**EXERCISE GOAL**:
Here are some records; quote them exactly, leaving out the pictures.

(Saved entries)
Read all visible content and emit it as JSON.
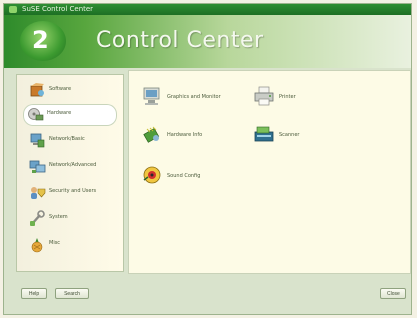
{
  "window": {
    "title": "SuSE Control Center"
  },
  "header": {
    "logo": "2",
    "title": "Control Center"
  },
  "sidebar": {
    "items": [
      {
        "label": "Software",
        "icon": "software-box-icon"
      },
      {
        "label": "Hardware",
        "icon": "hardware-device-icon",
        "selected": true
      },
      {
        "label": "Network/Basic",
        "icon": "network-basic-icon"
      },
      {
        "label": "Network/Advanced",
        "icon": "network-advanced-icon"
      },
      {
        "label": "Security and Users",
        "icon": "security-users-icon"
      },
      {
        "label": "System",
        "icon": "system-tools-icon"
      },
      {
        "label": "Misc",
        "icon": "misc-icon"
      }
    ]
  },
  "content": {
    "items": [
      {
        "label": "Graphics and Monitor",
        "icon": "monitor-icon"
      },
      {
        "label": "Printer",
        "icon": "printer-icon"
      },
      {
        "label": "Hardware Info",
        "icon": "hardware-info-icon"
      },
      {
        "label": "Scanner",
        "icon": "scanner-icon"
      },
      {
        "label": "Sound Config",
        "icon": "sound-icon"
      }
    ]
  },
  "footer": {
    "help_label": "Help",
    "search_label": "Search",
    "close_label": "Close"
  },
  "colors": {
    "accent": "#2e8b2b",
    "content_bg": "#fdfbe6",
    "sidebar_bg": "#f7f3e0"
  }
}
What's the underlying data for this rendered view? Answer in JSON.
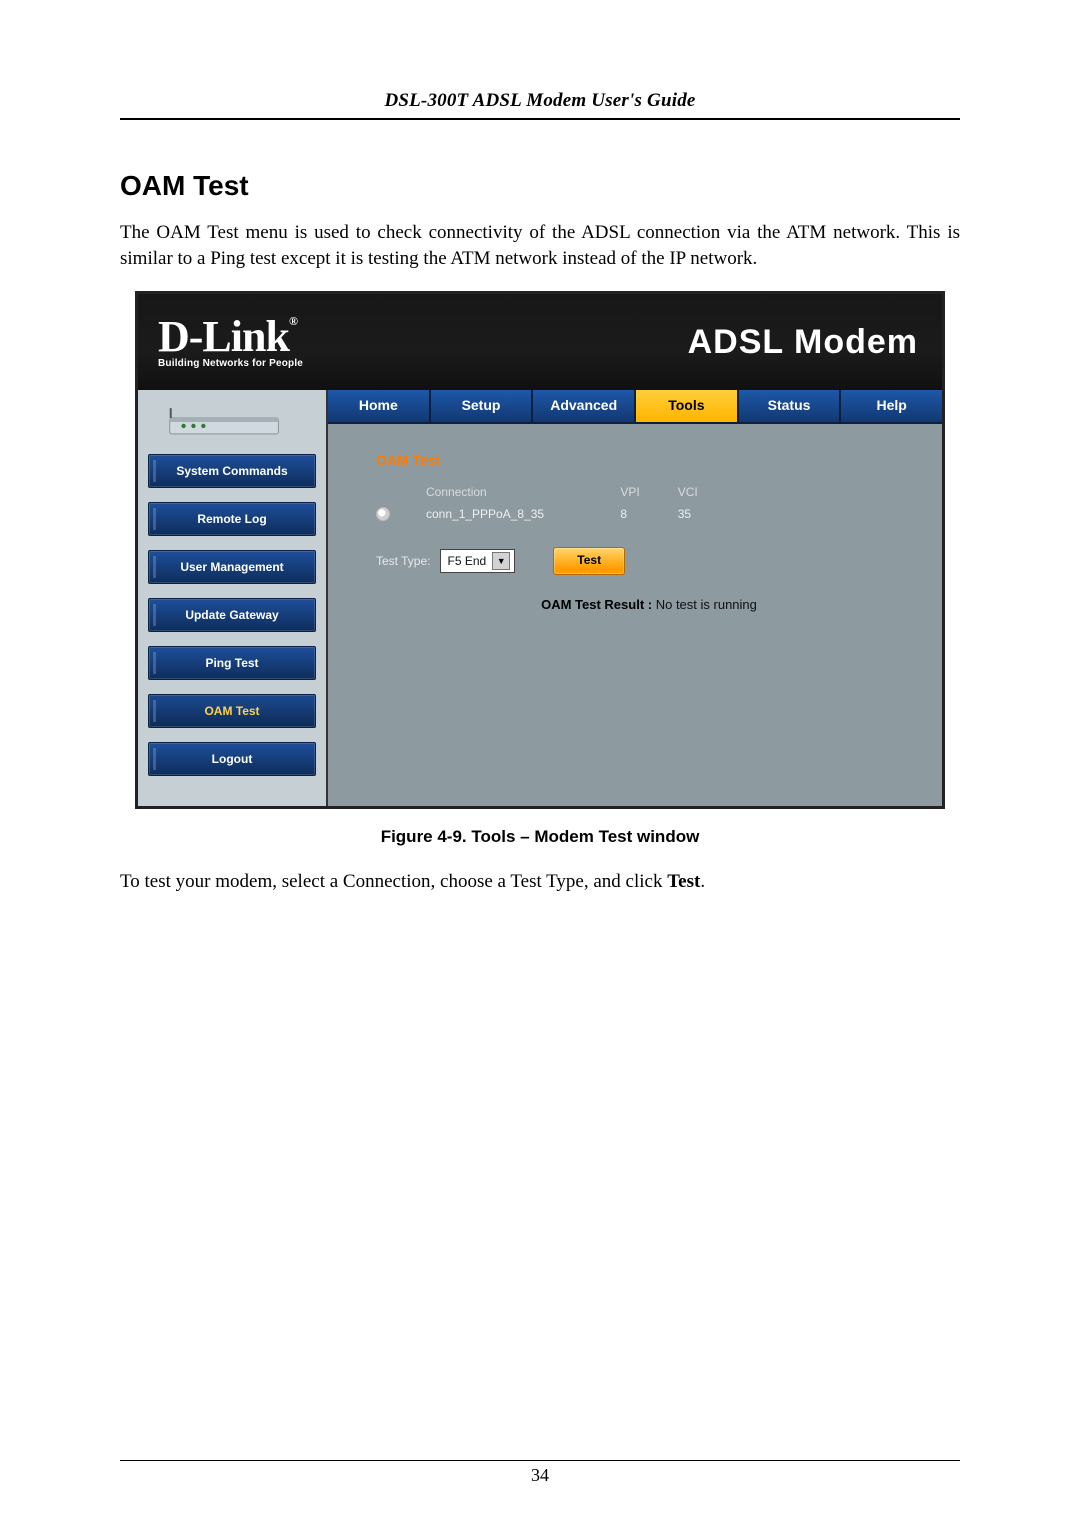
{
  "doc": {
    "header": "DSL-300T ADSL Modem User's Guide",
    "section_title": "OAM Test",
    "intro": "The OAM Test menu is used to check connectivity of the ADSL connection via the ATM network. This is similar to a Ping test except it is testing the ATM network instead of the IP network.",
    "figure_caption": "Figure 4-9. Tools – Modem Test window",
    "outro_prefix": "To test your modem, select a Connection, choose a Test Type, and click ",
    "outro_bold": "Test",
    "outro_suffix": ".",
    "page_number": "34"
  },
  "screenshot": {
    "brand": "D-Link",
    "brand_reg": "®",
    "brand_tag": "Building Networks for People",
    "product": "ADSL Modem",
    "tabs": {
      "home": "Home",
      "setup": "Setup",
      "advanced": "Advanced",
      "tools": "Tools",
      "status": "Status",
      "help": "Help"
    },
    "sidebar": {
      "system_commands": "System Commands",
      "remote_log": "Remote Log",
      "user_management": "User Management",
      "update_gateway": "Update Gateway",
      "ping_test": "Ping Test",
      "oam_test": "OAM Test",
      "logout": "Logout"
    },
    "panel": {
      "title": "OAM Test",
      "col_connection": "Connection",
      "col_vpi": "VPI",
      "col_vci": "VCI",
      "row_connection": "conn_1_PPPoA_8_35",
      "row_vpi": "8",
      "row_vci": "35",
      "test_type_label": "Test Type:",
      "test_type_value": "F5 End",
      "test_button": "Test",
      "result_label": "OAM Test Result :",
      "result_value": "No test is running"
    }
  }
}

**TASK RESPONSE**:
Read all visible content and emit it as JSON.
{
  "window": {
    "title": "SuSE Control Center"
  },
  "header": {
    "logo": "2",
    "title": "Control Center"
  },
  "sidebar": {
    "items": [
      {
        "label": "Software",
        "icon": "software-box-icon"
      },
      {
        "label": "Hardware",
        "icon": "hardware-device-icon",
        "selected": true
      },
      {
        "label": "Network/Basic",
        "icon": "network-basic-icon"
      },
      {
        "label": "Network/Advanced",
        "icon": "network-advanced-icon"
      },
      {
        "label": "Security and Users",
        "icon": "security-users-icon"
      },
      {
        "label": "System",
        "icon": "system-tools-icon"
      },
      {
        "label": "Misc",
        "icon": "misc-icon"
      }
    ]
  },
  "content": {
    "items": [
      {
        "label": "Graphics and Monitor",
        "icon": "monitor-icon"
      },
      {
        "label": "Printer",
        "icon": "printer-icon"
      },
      {
        "label": "Hardware Info",
        "icon": "hardware-info-icon"
      },
      {
        "label": "Scanner",
        "icon": "scanner-icon"
      },
      {
        "label": "Sound Config",
        "icon": "sound-icon"
      }
    ]
  },
  "footer": {
    "help_label": "Help",
    "search_label": "Search",
    "close_label": "Close"
  },
  "colors": {
    "accent": "#2e8b2b",
    "content_bg": "#fdfbe6",
    "sidebar_bg": "#f7f3e0"
  }
}
What's the underlying data for this rendered view? Answer in JSON.
{
  "doc": {
    "header": "DSL-300T ADSL Modem User's Guide",
    "section_title": "OAM Test",
    "intro": "The OAM Test menu is used to check connectivity of the ADSL connection via the ATM network. This is similar to a Ping test except it is testing the ATM network instead of the IP network.",
    "figure_caption": "Figure 4-9. Tools – Modem Test window",
    "outro_prefix": "To test your modem, select a Connection, choose a Test Type, and click ",
    "outro_bold": "Test",
    "outro_suffix": ".",
    "page_number": "34"
  },
  "screenshot": {
    "brand": "D-Link",
    "brand_reg": "®",
    "brand_tag": "Building Networks for People",
    "product": "ADSL Modem",
    "tabs": {
      "home": "Home",
      "setup": "Setup",
      "advanced": "Advanced",
      "tools": "Tools",
      "status": "Status",
      "help": "Help"
    },
    "sidebar": {
      "system_commands": "System Commands",
      "remote_log": "Remote Log",
      "user_management": "User Management",
      "update_gateway": "Update Gateway",
      "ping_test": "Ping Test",
      "oam_test": "OAM Test",
      "logout": "Logout"
    },
    "panel": {
      "title": "OAM Test",
      "col_connection": "Connection",
      "col_vpi": "VPI",
      "col_vci": "VCI",
      "row_connection": "conn_1_PPPoA_8_35",
      "row_vpi": "8",
      "row_vci": "35",
      "test_type_label": "Test Type:",
      "test_type_value": "F5 End",
      "test_button": "Test",
      "result_label": "OAM Test Result :",
      "result_value": "No test is running"
    }
  }
}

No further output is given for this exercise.